• **THE REQUEST**: Write out all of the entries exactly as given.

[Source data]

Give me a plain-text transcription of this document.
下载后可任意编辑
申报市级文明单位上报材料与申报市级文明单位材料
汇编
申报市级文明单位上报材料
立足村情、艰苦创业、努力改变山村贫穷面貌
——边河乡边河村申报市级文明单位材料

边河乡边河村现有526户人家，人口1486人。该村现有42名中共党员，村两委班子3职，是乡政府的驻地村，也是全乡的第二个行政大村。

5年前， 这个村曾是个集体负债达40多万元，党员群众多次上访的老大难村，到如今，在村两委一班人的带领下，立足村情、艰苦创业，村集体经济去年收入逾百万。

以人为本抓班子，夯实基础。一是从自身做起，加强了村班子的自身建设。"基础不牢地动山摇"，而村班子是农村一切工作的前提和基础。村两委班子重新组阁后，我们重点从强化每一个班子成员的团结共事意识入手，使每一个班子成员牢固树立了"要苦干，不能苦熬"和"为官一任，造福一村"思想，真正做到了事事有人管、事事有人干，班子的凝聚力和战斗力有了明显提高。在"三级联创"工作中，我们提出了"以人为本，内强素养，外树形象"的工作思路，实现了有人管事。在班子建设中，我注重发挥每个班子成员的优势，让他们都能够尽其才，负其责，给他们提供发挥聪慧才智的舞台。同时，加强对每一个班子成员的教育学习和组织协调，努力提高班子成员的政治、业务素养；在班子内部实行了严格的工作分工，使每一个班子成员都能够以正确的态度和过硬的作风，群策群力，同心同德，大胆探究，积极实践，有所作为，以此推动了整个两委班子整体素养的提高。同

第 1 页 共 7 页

• **THE RESULT**:
Give me a plain-text transcription of this document.
下载后可任意编辑
申报市级文明单位上报材料与申报市级文明单位材料
汇编
申报市级文明单位上报材料
立足村情、艰苦创业、努力改变山村贫穷面貌
——边河乡边河村申报市级文明单位材料

边河乡边河村现有526户人家，人口1486人。该村现有42名中共党员，村两委班子3职，是乡政府的驻地村，也是全乡的第二个行政大村。

5年前， 这个村曾是个集体负债达40多万元，党员群众多次上访的老大难村，到如今，在村两委一班人的带领下，立足村情、艰苦创业，村集体经济去年收入逾百万。

以人为本抓班子，夯实基础。一是从自身做起，加强了村班子的自身建设。"基础不牢地动山摇"，而村班子是农村一切工作的前提和基础。村两委班子重新组阁后，我们重点从强化每一个班子成员的团结共事意识入手，使每一个班子成员牢固树立了"要苦干，不能苦熬"和"为官一任，造福一村"思想，真正做到了事事有人管、事事有人干，班子的凝聚力和战斗力有了明显提高。在"三级联创"工作中，我们提出了"以人为本，内强素养，外树形象"的工作思路，实现了有人管事。在班子建设中，我注重发挥每个班子成员的优势，让他们都能够尽其才，负其责，给他们提供发挥聪慧才智的舞台。同时，加强对每一个班子成员的教育学习和组织协调，努力提高班子成员的政治、业务素养；在班子内部实行了严格的工作分工，使每一个班子成员都能够以正确的态度和过硬的作风，群策群力，同心同德，大胆探究，积极实践，有所作为，以此推动了整个两委班子整体素养的提高。同

第 1 页 共 7 页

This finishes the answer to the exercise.